AIM OF THE EXERCISE →
All records below must be retyped exactly.
# START OF ROWS
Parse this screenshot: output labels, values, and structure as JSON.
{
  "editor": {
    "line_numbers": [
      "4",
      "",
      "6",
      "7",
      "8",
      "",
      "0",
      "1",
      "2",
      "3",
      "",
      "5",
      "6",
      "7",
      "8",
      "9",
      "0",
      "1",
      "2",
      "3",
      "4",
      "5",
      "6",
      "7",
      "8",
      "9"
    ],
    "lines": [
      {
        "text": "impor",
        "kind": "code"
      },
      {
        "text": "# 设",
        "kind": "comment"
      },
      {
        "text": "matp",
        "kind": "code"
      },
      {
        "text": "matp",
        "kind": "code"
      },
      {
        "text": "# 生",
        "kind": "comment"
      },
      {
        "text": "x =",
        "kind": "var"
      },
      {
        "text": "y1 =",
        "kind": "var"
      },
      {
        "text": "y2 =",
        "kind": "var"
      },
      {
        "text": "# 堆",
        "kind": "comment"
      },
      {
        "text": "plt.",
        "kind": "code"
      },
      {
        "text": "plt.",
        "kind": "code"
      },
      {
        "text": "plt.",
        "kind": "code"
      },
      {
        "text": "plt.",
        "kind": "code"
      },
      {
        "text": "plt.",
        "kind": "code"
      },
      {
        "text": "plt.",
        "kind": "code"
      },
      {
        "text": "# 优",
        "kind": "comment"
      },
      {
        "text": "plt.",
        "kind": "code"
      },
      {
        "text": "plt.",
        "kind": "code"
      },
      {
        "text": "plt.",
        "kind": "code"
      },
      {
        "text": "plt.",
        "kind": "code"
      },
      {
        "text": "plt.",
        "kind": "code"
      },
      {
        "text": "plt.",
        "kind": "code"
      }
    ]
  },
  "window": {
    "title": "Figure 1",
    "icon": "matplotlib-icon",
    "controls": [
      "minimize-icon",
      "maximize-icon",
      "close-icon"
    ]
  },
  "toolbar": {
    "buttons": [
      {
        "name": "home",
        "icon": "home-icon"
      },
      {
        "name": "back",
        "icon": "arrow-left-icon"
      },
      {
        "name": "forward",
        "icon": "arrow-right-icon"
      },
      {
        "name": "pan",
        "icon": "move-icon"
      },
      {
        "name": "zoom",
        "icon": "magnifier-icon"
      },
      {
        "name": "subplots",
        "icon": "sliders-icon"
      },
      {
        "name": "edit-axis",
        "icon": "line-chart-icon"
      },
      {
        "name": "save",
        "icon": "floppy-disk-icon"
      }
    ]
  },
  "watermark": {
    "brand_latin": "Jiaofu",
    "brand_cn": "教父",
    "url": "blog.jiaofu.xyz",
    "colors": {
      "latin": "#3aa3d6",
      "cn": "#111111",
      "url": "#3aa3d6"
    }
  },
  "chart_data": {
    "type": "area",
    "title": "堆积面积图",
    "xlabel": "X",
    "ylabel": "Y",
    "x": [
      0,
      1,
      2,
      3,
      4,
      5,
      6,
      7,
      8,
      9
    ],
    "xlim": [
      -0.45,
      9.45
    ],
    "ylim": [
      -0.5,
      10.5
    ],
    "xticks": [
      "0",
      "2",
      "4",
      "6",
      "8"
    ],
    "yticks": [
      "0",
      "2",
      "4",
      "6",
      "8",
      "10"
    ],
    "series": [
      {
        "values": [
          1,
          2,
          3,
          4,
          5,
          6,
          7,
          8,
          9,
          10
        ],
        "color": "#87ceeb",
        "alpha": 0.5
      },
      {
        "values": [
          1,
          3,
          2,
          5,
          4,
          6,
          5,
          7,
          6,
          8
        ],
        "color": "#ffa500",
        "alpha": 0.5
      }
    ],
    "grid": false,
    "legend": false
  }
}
# END OF ROWS
OUTPUT →
Parse this screenshot: output labels, values, and structure as JSON.
{
  "editor": {
    "line_numbers": [
      "4",
      "",
      "6",
      "7",
      "8",
      "",
      "0",
      "1",
      "2",
      "3",
      "",
      "5",
      "6",
      "7",
      "8",
      "9",
      "0",
      "1",
      "2",
      "3",
      "4",
      "5",
      "6",
      "7",
      "8",
      "9"
    ],
    "lines": [
      {
        "text": "impor",
        "kind": "code"
      },
      {
        "text": "# 设",
        "kind": "comment"
      },
      {
        "text": "matp",
        "kind": "code"
      },
      {
        "text": "matp",
        "kind": "code"
      },
      {
        "text": "# 生",
        "kind": "comment"
      },
      {
        "text": "x =",
        "kind": "var"
      },
      {
        "text": "y1 =",
        "kind": "var"
      },
      {
        "text": "y2 =",
        "kind": "var"
      },
      {
        "text": "# 堆",
        "kind": "comment"
      },
      {
        "text": "plt.",
        "kind": "code"
      },
      {
        "text": "plt.",
        "kind": "code"
      },
      {
        "text": "plt.",
        "kind": "code"
      },
      {
        "text": "plt.",
        "kind": "code"
      },
      {
        "text": "plt.",
        "kind": "code"
      },
      {
        "text": "plt.",
        "kind": "code"
      },
      {
        "text": "# 优",
        "kind": "comment"
      },
      {
        "text": "plt.",
        "kind": "code"
      },
      {
        "text": "plt.",
        "kind": "code"
      },
      {
        "text": "plt.",
        "kind": "code"
      },
      {
        "text": "plt.",
        "kind": "code"
      },
      {
        "text": "plt.",
        "kind": "code"
      },
      {
        "text": "plt.",
        "kind": "code"
      }
    ]
  },
  "window": {
    "title": "Figure 1",
    "icon": "matplotlib-icon",
    "controls": [
      "minimize-icon",
      "maximize-icon",
      "close-icon"
    ]
  },
  "toolbar": {
    "buttons": [
      {
        "name": "home",
        "icon": "home-icon"
      },
      {
        "name": "back",
        "icon": "arrow-left-icon"
      },
      {
        "name": "forward",
        "icon": "arrow-right-icon"
      },
      {
        "name": "pan",
        "icon": "move-icon"
      },
      {
        "name": "zoom",
        "icon": "magnifier-icon"
      },
      {
        "name": "subplots",
        "icon": "sliders-icon"
      },
      {
        "name": "edit-axis",
        "icon": "line-chart-icon"
      },
      {
        "name": "save",
        "icon": "floppy-disk-icon"
      }
    ]
  },
  "watermark": {
    "brand_latin": "Jiaofu",
    "brand_cn": "教父",
    "url": "blog.jiaofu.xyz",
    "colors": {
      "latin": "#3aa3d6",
      "cn": "#111111",
      "url": "#3aa3d6"
    }
  },
  "chart_data": {
    "type": "area",
    "title": "堆积面积图",
    "xlabel": "X",
    "ylabel": "Y",
    "x": [
      0,
      1,
      2,
      3,
      4,
      5,
      6,
      7,
      8,
      9
    ],
    "xlim": [
      -0.45,
      9.45
    ],
    "ylim": [
      -0.5,
      10.5
    ],
    "xticks": [
      "0",
      "2",
      "4",
      "6",
      "8"
    ],
    "yticks": [
      "0",
      "2",
      "4",
      "6",
      "8",
      "10"
    ],
    "series": [
      {
        "values": [
          1,
          2,
          3,
          4,
          5,
          6,
          7,
          8,
          9,
          10
        ],
        "color": "#87ceeb",
        "alpha": 0.5
      },
      {
        "values": [
          1,
          3,
          2,
          5,
          4,
          6,
          5,
          7,
          6,
          8
        ],
        "color": "#ffa500",
        "alpha": 0.5
      }
    ],
    "grid": false,
    "legend": false
  }
}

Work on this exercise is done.